**Problem details:** The entries need to be copied exactly.

Stored items from a collection
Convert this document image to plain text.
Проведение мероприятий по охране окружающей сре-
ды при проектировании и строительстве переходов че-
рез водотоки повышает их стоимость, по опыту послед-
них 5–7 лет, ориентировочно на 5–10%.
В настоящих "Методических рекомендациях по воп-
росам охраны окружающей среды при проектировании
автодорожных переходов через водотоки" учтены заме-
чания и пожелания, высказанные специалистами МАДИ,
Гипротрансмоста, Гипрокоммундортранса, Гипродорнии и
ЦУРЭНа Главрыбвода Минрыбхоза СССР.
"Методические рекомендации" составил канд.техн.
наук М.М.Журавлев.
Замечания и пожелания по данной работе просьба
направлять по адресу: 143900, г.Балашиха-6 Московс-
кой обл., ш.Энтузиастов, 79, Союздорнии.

**Written solution:**
Convert this document image to plain text.
Проведение мероприятий по охране окружающей сре-
ды при проектировании и строительстве переходов че-
рез водотоки повышает их стоимость, по опыту послед-
них 5–7 лет, ориентировочно на 5–10%.
В настоящих "Методических рекомендациях по воп-
росам охраны окружающей среды при проектировании
автодорожных переходов через водотоки" учтены заме-
чания и пожелания, высказанные специалистами МАДИ,
Гипротрансмоста, Гипрокоммундортранса, Гипродорнии и
ЦУРЭНа Главрыбвода Минрыбхоза СССР.
"Методические рекомендации" составил канд.техн.
наук М.М.Журавлев.
Замечания и пожелания по данной работе просьба
направлять по адресу: 143900, г.Балашиха-6 Московс-
кой обл., ш.Энтузиастов, 79, Союздорнии.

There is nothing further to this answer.